## Input
++++++++++
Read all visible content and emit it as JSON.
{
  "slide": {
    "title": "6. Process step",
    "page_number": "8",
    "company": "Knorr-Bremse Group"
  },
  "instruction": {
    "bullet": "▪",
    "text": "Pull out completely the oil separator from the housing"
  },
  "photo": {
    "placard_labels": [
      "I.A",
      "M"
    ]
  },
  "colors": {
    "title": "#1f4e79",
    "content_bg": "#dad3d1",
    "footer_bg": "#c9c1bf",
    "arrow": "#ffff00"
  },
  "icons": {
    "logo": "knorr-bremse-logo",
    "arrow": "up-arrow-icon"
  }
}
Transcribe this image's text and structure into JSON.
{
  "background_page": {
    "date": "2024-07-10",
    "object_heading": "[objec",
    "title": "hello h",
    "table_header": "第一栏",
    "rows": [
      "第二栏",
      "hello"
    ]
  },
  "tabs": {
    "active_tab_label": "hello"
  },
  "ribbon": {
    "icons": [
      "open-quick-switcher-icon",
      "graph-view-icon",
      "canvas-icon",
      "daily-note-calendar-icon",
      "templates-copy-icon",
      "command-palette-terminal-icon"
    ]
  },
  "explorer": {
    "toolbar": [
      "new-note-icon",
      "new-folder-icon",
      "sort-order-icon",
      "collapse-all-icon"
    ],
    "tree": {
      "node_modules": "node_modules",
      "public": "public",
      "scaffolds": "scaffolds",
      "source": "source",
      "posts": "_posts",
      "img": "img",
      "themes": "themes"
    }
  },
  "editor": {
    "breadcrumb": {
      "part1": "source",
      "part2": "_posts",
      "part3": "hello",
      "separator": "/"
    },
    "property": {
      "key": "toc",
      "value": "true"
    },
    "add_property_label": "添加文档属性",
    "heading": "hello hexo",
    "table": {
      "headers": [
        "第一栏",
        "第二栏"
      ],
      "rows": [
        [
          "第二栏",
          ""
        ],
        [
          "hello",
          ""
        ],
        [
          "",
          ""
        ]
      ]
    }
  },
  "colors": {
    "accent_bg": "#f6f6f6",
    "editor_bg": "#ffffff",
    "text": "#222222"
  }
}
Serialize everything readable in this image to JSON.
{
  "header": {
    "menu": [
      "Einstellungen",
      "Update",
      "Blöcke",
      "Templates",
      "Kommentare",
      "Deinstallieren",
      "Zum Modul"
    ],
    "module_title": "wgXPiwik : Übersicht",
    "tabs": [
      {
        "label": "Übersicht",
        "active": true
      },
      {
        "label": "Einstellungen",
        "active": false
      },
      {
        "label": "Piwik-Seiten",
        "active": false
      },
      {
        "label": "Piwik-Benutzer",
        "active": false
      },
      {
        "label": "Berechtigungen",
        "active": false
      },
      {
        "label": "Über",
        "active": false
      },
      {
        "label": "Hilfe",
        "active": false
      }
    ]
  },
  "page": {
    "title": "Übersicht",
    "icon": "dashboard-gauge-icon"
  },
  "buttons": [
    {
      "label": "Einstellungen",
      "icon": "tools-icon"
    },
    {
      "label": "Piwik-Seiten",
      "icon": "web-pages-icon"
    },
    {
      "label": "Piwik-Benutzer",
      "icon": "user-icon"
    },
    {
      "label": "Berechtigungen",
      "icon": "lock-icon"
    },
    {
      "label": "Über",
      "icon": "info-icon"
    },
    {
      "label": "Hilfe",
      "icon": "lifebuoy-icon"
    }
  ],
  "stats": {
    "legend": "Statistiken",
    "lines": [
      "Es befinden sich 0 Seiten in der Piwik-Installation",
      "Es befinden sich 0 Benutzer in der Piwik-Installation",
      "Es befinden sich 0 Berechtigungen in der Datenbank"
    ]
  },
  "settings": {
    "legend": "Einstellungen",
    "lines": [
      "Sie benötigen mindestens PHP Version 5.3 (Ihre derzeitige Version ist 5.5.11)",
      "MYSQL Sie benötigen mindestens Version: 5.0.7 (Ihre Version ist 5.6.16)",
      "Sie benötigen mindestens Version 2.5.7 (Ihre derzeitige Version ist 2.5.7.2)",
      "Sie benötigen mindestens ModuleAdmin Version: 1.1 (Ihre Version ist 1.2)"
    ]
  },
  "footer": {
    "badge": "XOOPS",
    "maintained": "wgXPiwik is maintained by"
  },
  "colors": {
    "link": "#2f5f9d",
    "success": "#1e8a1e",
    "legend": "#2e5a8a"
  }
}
++++++++++
## What is expected
Within the data above, count the lines that contain the string "derzeitige"; the reply is the number alone.

## Completed exercise
2